### MATERIAL ###
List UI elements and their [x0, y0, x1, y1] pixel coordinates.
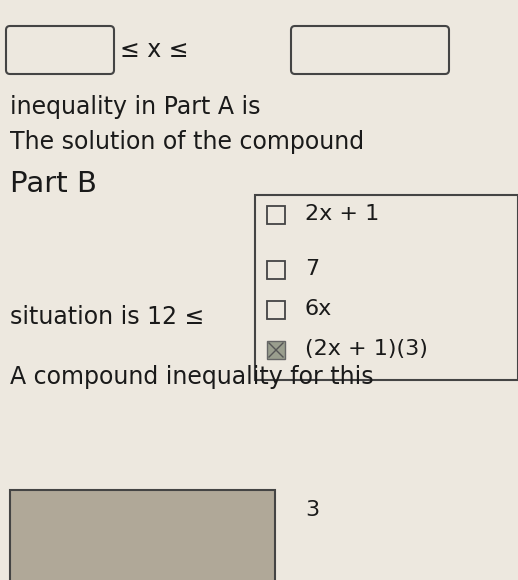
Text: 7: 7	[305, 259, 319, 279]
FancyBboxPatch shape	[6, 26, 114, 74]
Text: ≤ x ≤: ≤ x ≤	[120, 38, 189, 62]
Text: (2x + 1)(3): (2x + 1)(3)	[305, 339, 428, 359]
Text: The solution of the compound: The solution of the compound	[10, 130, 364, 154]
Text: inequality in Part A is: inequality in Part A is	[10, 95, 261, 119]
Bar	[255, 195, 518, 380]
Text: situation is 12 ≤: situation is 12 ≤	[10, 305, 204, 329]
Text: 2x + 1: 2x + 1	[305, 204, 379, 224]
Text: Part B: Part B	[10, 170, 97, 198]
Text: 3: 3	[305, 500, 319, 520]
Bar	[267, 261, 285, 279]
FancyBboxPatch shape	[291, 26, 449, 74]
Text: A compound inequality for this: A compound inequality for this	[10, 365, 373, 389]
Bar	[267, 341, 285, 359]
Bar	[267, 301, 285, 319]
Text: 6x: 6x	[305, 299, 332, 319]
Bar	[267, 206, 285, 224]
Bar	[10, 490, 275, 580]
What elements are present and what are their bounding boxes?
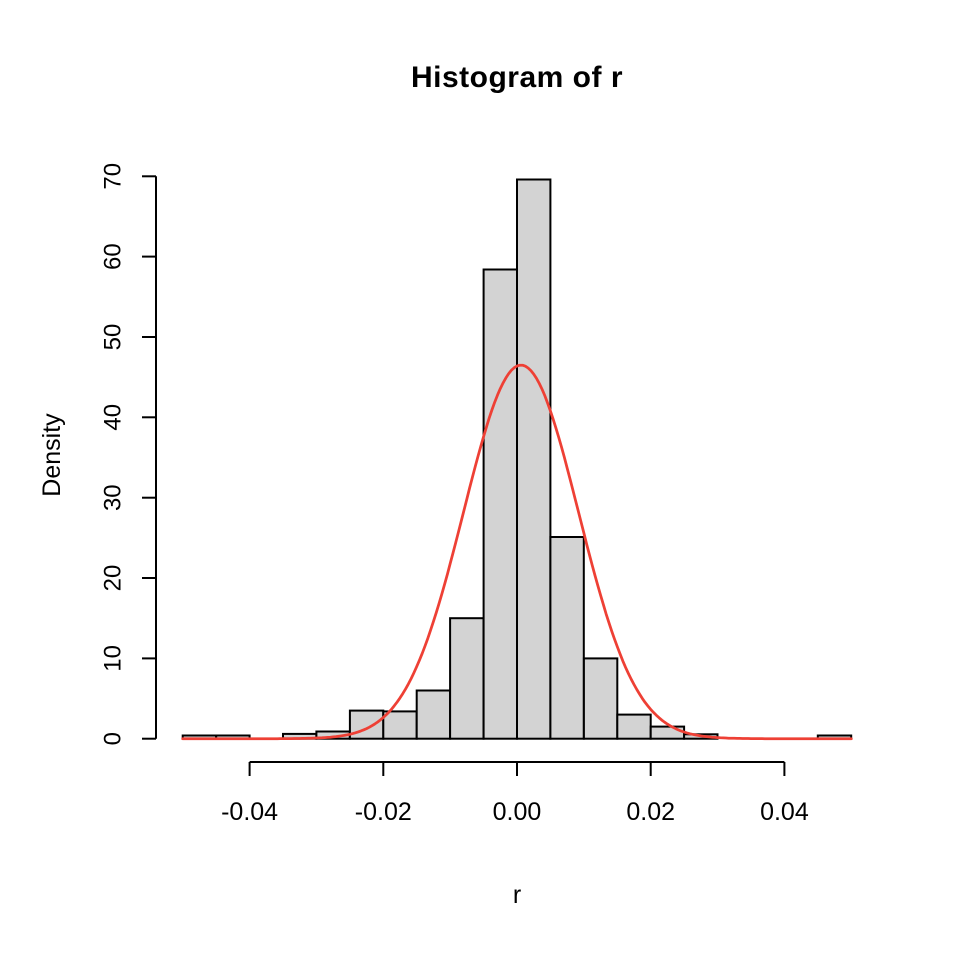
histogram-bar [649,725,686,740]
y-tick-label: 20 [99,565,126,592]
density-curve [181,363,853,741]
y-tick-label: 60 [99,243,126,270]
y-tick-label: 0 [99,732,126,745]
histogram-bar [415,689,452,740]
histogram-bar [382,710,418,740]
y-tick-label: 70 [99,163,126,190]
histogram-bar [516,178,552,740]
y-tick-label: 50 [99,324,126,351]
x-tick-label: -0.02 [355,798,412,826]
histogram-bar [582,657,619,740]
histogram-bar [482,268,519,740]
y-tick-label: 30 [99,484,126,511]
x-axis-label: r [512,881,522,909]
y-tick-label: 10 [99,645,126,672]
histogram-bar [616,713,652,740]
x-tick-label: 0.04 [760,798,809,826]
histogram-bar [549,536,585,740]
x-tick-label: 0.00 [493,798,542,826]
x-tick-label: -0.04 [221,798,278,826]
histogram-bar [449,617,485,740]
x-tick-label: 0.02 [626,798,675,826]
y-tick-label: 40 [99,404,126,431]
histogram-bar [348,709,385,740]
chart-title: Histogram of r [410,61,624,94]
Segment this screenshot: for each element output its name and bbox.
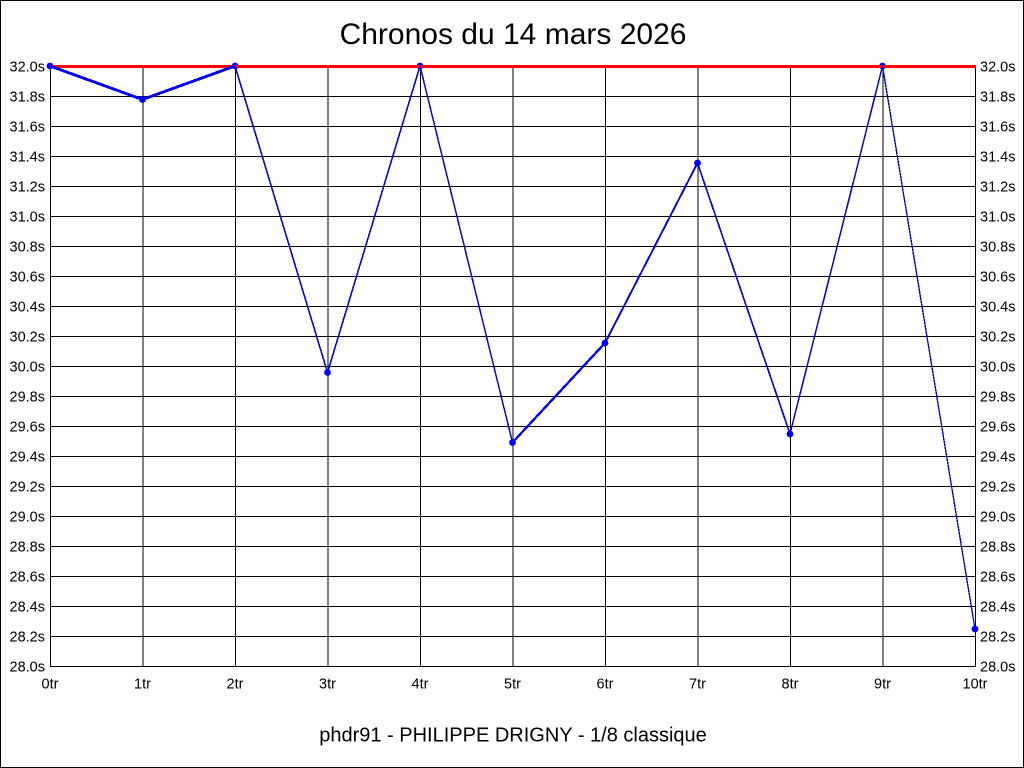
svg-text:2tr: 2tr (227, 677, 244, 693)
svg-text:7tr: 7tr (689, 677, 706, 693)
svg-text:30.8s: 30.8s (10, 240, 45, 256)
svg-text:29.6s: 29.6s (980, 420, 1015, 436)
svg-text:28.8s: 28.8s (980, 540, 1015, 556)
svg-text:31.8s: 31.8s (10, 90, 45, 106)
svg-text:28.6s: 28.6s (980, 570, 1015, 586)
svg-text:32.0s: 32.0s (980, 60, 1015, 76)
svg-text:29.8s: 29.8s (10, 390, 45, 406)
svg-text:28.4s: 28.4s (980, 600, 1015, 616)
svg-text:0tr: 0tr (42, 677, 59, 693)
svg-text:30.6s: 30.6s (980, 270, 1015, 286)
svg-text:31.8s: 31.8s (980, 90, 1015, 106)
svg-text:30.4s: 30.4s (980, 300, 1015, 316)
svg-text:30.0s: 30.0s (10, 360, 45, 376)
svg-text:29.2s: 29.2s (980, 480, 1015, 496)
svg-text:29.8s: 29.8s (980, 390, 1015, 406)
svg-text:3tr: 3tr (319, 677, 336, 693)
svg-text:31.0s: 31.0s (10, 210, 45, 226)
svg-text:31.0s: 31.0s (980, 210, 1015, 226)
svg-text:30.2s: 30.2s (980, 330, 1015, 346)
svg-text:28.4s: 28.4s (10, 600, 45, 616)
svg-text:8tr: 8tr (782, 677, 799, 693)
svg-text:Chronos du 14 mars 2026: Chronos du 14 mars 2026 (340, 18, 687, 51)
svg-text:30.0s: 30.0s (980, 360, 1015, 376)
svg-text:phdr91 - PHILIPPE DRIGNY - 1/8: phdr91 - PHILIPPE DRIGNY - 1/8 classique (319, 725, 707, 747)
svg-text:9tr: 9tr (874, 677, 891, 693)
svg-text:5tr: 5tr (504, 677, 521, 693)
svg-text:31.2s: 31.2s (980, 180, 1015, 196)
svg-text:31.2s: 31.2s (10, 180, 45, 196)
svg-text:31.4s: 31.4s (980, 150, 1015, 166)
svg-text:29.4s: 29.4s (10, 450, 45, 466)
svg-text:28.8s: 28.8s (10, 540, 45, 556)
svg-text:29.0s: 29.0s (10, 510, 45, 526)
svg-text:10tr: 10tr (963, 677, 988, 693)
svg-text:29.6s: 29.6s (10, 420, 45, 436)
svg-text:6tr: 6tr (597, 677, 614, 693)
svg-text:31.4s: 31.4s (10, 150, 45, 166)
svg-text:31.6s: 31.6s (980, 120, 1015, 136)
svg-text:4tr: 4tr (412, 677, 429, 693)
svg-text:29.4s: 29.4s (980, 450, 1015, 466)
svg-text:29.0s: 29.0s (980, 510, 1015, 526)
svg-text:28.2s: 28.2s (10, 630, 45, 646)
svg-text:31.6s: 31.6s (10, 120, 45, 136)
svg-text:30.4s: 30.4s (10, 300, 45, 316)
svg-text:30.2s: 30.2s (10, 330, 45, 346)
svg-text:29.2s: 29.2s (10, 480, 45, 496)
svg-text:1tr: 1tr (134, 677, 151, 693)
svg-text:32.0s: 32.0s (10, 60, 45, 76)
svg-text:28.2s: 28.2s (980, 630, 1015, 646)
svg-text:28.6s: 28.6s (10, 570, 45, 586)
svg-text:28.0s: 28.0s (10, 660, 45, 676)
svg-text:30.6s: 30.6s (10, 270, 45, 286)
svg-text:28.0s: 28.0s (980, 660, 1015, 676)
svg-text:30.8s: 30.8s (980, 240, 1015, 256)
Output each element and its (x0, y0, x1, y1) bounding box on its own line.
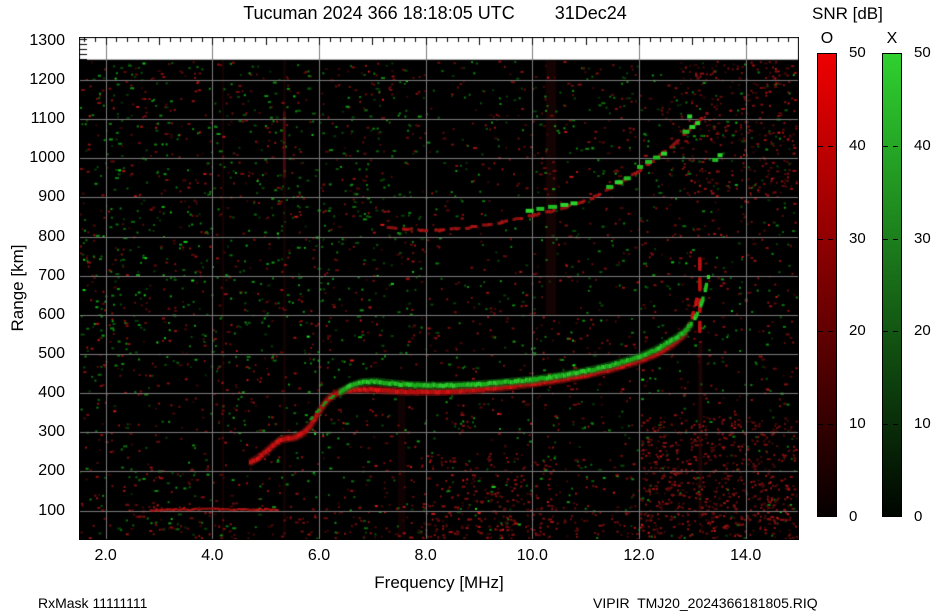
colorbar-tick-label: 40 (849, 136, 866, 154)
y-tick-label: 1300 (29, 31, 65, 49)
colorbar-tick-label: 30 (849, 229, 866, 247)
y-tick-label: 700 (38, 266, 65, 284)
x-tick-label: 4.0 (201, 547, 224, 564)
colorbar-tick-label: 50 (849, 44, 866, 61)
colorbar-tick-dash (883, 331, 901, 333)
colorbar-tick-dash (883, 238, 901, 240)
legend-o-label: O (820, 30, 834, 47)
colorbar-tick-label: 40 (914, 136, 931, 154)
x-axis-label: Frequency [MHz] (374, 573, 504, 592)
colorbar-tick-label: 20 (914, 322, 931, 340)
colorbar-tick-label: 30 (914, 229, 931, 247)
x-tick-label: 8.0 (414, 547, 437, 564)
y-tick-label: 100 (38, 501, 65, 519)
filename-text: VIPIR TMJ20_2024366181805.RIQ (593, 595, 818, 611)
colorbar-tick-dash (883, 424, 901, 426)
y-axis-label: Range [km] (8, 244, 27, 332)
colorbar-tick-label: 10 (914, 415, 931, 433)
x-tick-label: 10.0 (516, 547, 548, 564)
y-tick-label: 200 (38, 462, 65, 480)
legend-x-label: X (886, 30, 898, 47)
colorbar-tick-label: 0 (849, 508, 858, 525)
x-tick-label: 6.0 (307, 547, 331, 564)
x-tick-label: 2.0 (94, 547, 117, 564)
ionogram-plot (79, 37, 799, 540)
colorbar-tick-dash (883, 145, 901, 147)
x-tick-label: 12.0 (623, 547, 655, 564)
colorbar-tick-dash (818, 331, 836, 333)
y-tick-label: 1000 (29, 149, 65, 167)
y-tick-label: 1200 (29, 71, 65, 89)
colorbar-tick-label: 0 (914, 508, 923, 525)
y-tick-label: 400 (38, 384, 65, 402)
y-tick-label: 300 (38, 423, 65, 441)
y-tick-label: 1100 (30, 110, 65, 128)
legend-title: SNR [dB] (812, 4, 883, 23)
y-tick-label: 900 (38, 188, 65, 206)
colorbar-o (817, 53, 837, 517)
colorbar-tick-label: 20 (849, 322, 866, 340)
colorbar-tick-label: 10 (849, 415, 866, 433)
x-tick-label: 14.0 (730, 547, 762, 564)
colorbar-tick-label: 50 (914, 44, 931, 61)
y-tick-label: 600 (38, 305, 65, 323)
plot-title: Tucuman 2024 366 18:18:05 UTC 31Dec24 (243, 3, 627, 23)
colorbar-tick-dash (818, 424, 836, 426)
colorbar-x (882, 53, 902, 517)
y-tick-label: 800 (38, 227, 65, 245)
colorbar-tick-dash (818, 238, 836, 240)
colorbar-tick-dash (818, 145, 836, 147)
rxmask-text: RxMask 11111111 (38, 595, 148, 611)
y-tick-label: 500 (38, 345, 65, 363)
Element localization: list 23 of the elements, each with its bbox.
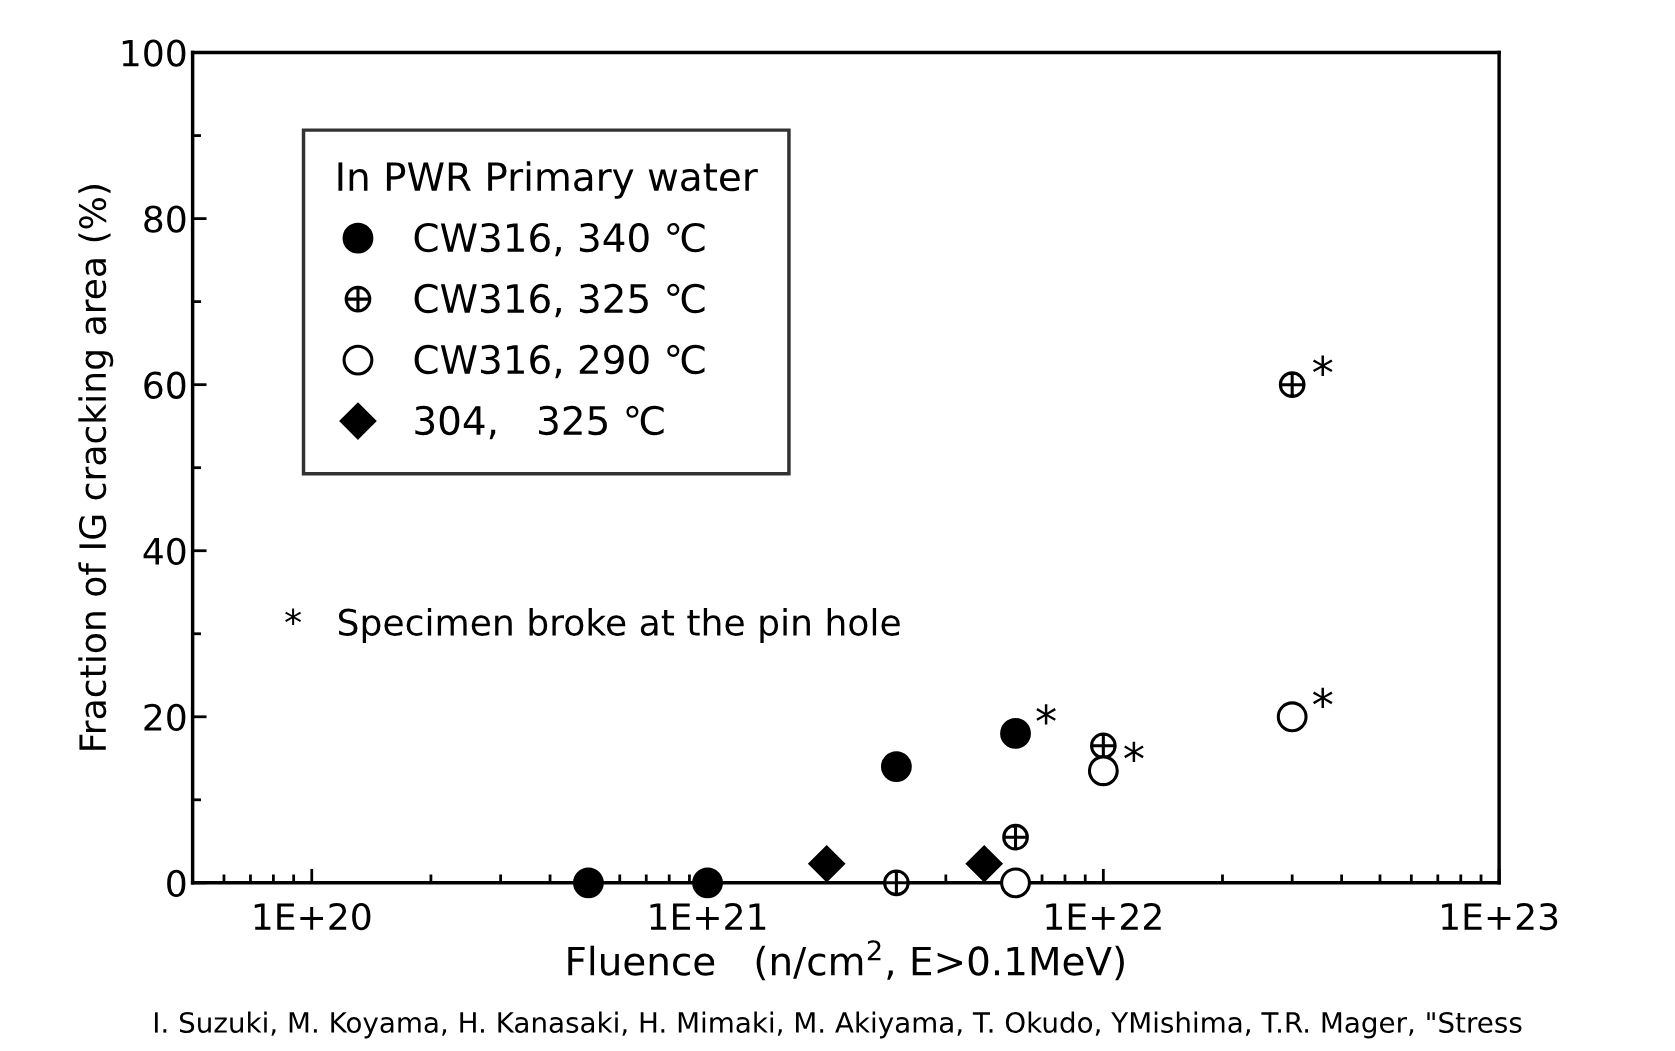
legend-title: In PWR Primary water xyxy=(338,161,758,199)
###
* WORK REQUIRED:
Quote, word for word, every line of the rows from the one containing "colorbar-tick-label: 40 (849, 136, 866, 154)" down to the one containing "legend-o-label: O (820, 30, 834, 47)", including both of those lines.

* THE RESULT:
colorbar-tick-label: 40 (849, 136, 866, 154)
y-tick-label: 1300 (29, 31, 65, 49)
colorbar-tick-label: 30 (849, 229, 866, 247)
y-tick-label: 700 (38, 266, 65, 284)
x-tick-label: 4.0 (201, 547, 224, 564)
colorbar-tick-label: 50 (849, 44, 866, 61)
colorbar-tick-dash (883, 331, 901, 333)
colorbar-tick-dash (883, 238, 901, 240)
legend-o-label: O (820, 30, 834, 47)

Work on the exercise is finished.